▶ [Exercise] Restate the listing below word for word, omitting any images.

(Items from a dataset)
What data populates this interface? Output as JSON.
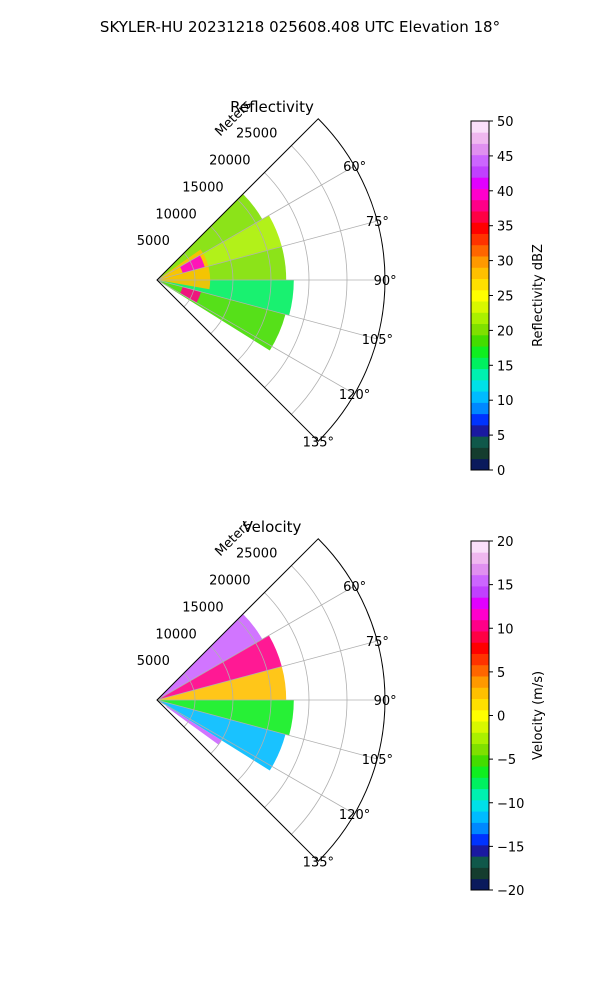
{
  "figure": {
    "suptitle": "SKYLER-HU  20231218  025608.408 UTC Elevation 18°"
  },
  "chart_data": [
    {
      "type": "heatmap",
      "title": "Reflectivity",
      "plot": "polar-sector",
      "theta_range_deg": [
        45,
        135
      ],
      "r_range": [
        0,
        30000
      ],
      "r_axis_label": "Meters",
      "r_ticks": [
        "5000",
        "10000",
        "15000",
        "20000",
        "25000"
      ],
      "theta_ticks": [
        "60°",
        "75°",
        "90°",
        "105°",
        "120°",
        "135°"
      ],
      "grid": true,
      "colorbar": {
        "label": "Reflectivity dBZ",
        "range": [
          0,
          50
        ],
        "ticks": [
          "0",
          "5",
          "10",
          "15",
          "20",
          "25",
          "30",
          "35",
          "40",
          "45",
          "50"
        ],
        "colors": [
          "#0a1a5c",
          "#143c2e",
          "#10584a",
          "#1a1aa0",
          "#0033ff",
          "#0088ff",
          "#00bbff",
          "#00e0e8",
          "#00f0b0",
          "#00f060",
          "#10ee20",
          "#44dd00",
          "#7fe000",
          "#aaf000",
          "#d8f800",
          "#ffff00",
          "#ffe000",
          "#ffc000",
          "#ff9900",
          "#ff6600",
          "#ff3300",
          "#ff0000",
          "#ff0044",
          "#ff0088",
          "#ff00cc",
          "#e000ff",
          "#c040ff",
          "#cc66ff",
          "#e090f0",
          "#f0b8f0",
          "#fae0fa"
        ]
      },
      "echo_regions": [
        {
          "theta": [
            45,
            60
          ],
          "r": [
            0,
            16000
          ],
          "value": 20
        },
        {
          "theta": [
            60,
            75
          ],
          "r": [
            0,
            17000
          ],
          "value": 22
        },
        {
          "theta": [
            75,
            90
          ],
          "r": [
            0,
            17000
          ],
          "value": 20
        },
        {
          "theta": [
            90,
            105
          ],
          "r": [
            0,
            18000
          ],
          "value": 15
        },
        {
          "theta": [
            105,
            122
          ],
          "r": [
            0,
            17500
          ],
          "value": 18
        },
        {
          "theta": [
            55,
            100
          ],
          "r": [
            0,
            7000
          ],
          "value": 28
        },
        {
          "theta": [
            60,
            75
          ],
          "r": [
            3500,
            6500
          ],
          "value": 40
        },
        {
          "theta": [
            105,
            120
          ],
          "r": [
            3500,
            6000
          ],
          "value": 38
        }
      ]
    },
    {
      "type": "heatmap",
      "title": "Velocity",
      "plot": "polar-sector",
      "theta_range_deg": [
        45,
        135
      ],
      "r_range": [
        0,
        30000
      ],
      "r_axis_label": "Meters",
      "r_ticks": [
        "5000",
        "10000",
        "15000",
        "20000",
        "25000"
      ],
      "theta_ticks": [
        "60°",
        "75°",
        "90°",
        "105°",
        "120°",
        "135°"
      ],
      "grid": true,
      "colorbar": {
        "label": "Velocity (m/s)",
        "range": [
          -20,
          20
        ],
        "ticks": [
          "−20",
          "−15",
          "−10",
          "−5",
          "0",
          "5",
          "10",
          "15",
          "20"
        ],
        "colors": [
          "#0a1a5c",
          "#143c2e",
          "#10584a",
          "#1a1aa0",
          "#0033ff",
          "#0088ff",
          "#00bbff",
          "#00e0e8",
          "#00f0b0",
          "#00f060",
          "#10ee20",
          "#44dd00",
          "#7fe000",
          "#aaf000",
          "#d8f800",
          "#ffff00",
          "#ffe000",
          "#ffc000",
          "#ff9900",
          "#ff6600",
          "#ff3300",
          "#ff0000",
          "#ff0044",
          "#ff0088",
          "#ff00cc",
          "#e000ff",
          "#c040ff",
          "#cc66ff",
          "#e090f0",
          "#f0b8f0",
          "#fae0fa"
        ]
      },
      "echo_regions": [
        {
          "theta": [
            45,
            60
          ],
          "r": [
            0,
            16000
          ],
          "value": 15
        },
        {
          "theta": [
            60,
            75
          ],
          "r": [
            0,
            17000
          ],
          "value": 10
        },
        {
          "theta": [
            75,
            90
          ],
          "r": [
            0,
            17000
          ],
          "value": 3
        },
        {
          "theta": [
            90,
            105
          ],
          "r": [
            0,
            18000
          ],
          "value": -6
        },
        {
          "theta": [
            105,
            122
          ],
          "r": [
            0,
            17500
          ],
          "value": -12
        },
        {
          "theta": [
            122,
            126
          ],
          "r": [
            1500,
            10000
          ],
          "value": 15
        }
      ]
    }
  ]
}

▶ [Answer in full]
What data populates this interface? Output as JSON.
{
  "figure": {
    "suptitle": "SKYLER-HU  20231218  025608.408 UTC Elevation 18°"
  },
  "chart_data": [
    {
      "type": "heatmap",
      "title": "Reflectivity",
      "plot": "polar-sector",
      "theta_range_deg": [
        45,
        135
      ],
      "r_range": [
        0,
        30000
      ],
      "r_axis_label": "Meters",
      "r_ticks": [
        "5000",
        "10000",
        "15000",
        "20000",
        "25000"
      ],
      "theta_ticks": [
        "60°",
        "75°",
        "90°",
        "105°",
        "120°",
        "135°"
      ],
      "grid": true,
      "colorbar": {
        "label": "Reflectivity dBZ",
        "range": [
          0,
          50
        ],
        "ticks": [
          "0",
          "5",
          "10",
          "15",
          "20",
          "25",
          "30",
          "35",
          "40",
          "45",
          "50"
        ],
        "colors": [
          "#0a1a5c",
          "#143c2e",
          "#10584a",
          "#1a1aa0",
          "#0033ff",
          "#0088ff",
          "#00bbff",
          "#00e0e8",
          "#00f0b0",
          "#00f060",
          "#10ee20",
          "#44dd00",
          "#7fe000",
          "#aaf000",
          "#d8f800",
          "#ffff00",
          "#ffe000",
          "#ffc000",
          "#ff9900",
          "#ff6600",
          "#ff3300",
          "#ff0000",
          "#ff0044",
          "#ff0088",
          "#ff00cc",
          "#e000ff",
          "#c040ff",
          "#cc66ff",
          "#e090f0",
          "#f0b8f0",
          "#fae0fa"
        ]
      },
      "echo_regions": [
        {
          "theta": [
            45,
            60
          ],
          "r": [
            0,
            16000
          ],
          "value": 20
        },
        {
          "theta": [
            60,
            75
          ],
          "r": [
            0,
            17000
          ],
          "value": 22
        },
        {
          "theta": [
            75,
            90
          ],
          "r": [
            0,
            17000
          ],
          "value": 20
        },
        {
          "theta": [
            90,
            105
          ],
          "r": [
            0,
            18000
          ],
          "value": 15
        },
        {
          "theta": [
            105,
            122
          ],
          "r": [
            0,
            17500
          ],
          "value": 18
        },
        {
          "theta": [
            55,
            100
          ],
          "r": [
            0,
            7000
          ],
          "value": 28
        },
        {
          "theta": [
            60,
            75
          ],
          "r": [
            3500,
            6500
          ],
          "value": 40
        },
        {
          "theta": [
            105,
            120
          ],
          "r": [
            3500,
            6000
          ],
          "value": 38
        }
      ]
    },
    {
      "type": "heatmap",
      "title": "Velocity",
      "plot": "polar-sector",
      "theta_range_deg": [
        45,
        135
      ],
      "r_range": [
        0,
        30000
      ],
      "r_axis_label": "Meters",
      "r_ticks": [
        "5000",
        "10000",
        "15000",
        "20000",
        "25000"
      ],
      "theta_ticks": [
        "60°",
        "75°",
        "90°",
        "105°",
        "120°",
        "135°"
      ],
      "grid": true,
      "colorbar": {
        "label": "Velocity (m/s)",
        "range": [
          -20,
          20
        ],
        "ticks": [
          "−20",
          "−15",
          "−10",
          "−5",
          "0",
          "5",
          "10",
          "15",
          "20"
        ],
        "colors": [
          "#0a1a5c",
          "#143c2e",
          "#10584a",
          "#1a1aa0",
          "#0033ff",
          "#0088ff",
          "#00bbff",
          "#00e0e8",
          "#00f0b0",
          "#00f060",
          "#10ee20",
          "#44dd00",
          "#7fe000",
          "#aaf000",
          "#d8f800",
          "#ffff00",
          "#ffe000",
          "#ffc000",
          "#ff9900",
          "#ff6600",
          "#ff3300",
          "#ff0000",
          "#ff0044",
          "#ff0088",
          "#ff00cc",
          "#e000ff",
          "#c040ff",
          "#cc66ff",
          "#e090f0",
          "#f0b8f0",
          "#fae0fa"
        ]
      },
      "echo_regions": [
        {
          "theta": [
            45,
            60
          ],
          "r": [
            0,
            16000
          ],
          "value": 15
        },
        {
          "theta": [
            60,
            75
          ],
          "r": [
            0,
            17000
          ],
          "value": 10
        },
        {
          "theta": [
            75,
            90
          ],
          "r": [
            0,
            17000
          ],
          "value": 3
        },
        {
          "theta": [
            90,
            105
          ],
          "r": [
            0,
            18000
          ],
          "value": -6
        },
        {
          "theta": [
            105,
            122
          ],
          "r": [
            0,
            17500
          ],
          "value": -12
        },
        {
          "theta": [
            122,
            126
          ],
          "r": [
            1500,
            10000
          ],
          "value": 15
        }
      ]
    }
  ]
}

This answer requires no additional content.